::: DATA IN THIS EXERCISE

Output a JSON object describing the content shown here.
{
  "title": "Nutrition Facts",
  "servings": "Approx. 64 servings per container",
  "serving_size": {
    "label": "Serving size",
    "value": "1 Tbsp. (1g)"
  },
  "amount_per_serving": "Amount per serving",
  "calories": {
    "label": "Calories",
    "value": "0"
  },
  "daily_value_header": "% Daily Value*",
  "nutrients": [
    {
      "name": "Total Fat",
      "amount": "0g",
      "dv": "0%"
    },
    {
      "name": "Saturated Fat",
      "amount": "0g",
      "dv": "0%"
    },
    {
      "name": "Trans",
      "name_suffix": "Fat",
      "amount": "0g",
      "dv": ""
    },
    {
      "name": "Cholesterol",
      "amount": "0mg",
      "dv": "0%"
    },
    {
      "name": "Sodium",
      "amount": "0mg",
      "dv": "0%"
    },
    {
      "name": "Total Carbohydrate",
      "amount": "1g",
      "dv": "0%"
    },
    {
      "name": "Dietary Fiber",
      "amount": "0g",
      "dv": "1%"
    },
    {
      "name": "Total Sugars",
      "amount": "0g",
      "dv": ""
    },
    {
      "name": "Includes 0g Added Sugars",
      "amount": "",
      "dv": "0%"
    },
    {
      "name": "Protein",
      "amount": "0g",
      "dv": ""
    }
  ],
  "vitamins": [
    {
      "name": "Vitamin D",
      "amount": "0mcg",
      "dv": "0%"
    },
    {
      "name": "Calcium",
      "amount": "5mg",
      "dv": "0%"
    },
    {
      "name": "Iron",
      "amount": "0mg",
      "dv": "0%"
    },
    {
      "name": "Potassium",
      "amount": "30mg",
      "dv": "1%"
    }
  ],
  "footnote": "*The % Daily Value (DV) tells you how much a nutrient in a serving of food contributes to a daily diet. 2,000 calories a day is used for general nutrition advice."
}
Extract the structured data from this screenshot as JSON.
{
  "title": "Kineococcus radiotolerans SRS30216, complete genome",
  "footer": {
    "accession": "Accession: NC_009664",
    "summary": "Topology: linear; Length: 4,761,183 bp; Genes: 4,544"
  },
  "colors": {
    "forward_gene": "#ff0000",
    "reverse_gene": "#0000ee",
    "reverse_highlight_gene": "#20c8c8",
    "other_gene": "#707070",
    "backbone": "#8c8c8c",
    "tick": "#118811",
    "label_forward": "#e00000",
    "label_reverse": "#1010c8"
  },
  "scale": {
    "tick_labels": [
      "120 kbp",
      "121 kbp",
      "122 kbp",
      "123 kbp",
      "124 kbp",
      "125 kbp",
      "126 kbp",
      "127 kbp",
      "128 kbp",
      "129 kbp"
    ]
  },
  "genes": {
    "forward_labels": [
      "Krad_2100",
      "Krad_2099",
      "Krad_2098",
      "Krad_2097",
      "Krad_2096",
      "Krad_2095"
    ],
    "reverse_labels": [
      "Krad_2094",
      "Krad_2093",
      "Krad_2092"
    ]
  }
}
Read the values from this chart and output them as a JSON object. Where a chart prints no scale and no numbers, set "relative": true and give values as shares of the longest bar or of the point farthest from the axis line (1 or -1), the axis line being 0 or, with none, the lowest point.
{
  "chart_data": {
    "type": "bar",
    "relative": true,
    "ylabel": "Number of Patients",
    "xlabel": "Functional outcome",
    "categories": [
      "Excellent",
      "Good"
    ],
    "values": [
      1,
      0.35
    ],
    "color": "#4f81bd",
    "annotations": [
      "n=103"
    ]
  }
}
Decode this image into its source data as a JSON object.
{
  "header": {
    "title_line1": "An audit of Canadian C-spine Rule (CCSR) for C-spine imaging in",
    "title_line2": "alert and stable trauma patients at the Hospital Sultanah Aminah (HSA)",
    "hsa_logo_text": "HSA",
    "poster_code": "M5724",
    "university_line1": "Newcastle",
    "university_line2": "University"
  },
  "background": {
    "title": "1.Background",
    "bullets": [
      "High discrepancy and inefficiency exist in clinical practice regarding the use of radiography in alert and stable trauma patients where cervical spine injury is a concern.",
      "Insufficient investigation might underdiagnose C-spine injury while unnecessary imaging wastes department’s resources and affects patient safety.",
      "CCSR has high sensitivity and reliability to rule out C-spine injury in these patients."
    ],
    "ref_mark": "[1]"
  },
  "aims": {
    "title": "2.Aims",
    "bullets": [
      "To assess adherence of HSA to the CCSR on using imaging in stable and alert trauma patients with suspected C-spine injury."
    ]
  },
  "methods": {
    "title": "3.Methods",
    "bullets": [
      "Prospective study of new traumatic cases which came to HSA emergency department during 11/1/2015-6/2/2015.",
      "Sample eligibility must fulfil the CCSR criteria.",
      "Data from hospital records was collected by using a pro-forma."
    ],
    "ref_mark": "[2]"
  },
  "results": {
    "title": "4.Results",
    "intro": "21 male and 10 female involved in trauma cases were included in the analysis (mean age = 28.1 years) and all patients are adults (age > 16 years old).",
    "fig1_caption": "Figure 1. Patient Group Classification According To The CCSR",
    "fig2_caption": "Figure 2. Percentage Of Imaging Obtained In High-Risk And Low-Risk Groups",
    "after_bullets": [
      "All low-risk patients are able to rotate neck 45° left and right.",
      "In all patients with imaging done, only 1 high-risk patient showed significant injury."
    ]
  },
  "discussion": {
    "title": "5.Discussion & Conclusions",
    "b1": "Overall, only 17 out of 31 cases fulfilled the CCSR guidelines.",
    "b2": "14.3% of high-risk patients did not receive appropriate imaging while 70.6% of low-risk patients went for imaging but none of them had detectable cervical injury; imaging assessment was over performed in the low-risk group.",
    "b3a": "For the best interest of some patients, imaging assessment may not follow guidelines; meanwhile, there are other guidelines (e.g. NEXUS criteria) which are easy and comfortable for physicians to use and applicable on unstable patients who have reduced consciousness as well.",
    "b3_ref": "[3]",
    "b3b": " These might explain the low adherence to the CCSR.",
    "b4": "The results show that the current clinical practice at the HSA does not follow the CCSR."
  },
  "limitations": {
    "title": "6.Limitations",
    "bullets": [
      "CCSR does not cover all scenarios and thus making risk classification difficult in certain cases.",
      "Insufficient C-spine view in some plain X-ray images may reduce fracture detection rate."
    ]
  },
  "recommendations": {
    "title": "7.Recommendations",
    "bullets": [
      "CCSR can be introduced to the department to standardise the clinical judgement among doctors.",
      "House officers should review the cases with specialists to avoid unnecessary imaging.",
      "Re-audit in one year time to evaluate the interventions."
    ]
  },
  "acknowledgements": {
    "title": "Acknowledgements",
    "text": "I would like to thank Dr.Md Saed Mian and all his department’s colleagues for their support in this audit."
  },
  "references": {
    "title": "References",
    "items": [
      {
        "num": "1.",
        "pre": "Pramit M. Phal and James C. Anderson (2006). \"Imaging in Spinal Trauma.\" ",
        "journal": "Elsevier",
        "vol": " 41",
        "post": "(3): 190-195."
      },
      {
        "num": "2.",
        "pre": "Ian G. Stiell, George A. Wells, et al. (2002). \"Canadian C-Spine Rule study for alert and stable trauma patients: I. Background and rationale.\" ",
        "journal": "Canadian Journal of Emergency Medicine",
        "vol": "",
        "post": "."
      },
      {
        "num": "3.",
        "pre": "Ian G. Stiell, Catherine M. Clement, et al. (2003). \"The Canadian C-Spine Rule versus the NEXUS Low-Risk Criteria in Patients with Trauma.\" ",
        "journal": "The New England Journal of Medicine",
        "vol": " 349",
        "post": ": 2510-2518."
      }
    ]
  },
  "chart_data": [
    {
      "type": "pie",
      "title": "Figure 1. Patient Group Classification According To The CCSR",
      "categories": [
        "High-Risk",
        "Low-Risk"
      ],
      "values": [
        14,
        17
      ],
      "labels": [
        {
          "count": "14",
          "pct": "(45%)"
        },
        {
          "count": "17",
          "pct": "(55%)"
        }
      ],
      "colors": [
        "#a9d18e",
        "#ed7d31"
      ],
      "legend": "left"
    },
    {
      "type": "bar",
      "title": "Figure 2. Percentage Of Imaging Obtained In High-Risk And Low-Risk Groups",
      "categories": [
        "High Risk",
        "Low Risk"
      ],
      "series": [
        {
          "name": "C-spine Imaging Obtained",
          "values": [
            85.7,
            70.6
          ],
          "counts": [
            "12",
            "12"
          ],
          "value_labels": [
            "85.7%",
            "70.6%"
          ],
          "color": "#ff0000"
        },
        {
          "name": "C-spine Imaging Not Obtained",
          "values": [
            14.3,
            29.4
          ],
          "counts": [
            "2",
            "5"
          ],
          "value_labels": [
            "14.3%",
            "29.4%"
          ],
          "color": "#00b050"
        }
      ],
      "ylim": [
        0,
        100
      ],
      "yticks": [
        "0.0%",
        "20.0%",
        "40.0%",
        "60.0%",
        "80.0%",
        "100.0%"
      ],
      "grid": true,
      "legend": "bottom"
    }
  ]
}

::::::

WORK INSTRUCTION
Reproduce each line above that contains "Total".

TASK SOLUTION
      "name": "Total Fat",
      "name": "Total Carbohydrate",
      "name": "Total Sugars",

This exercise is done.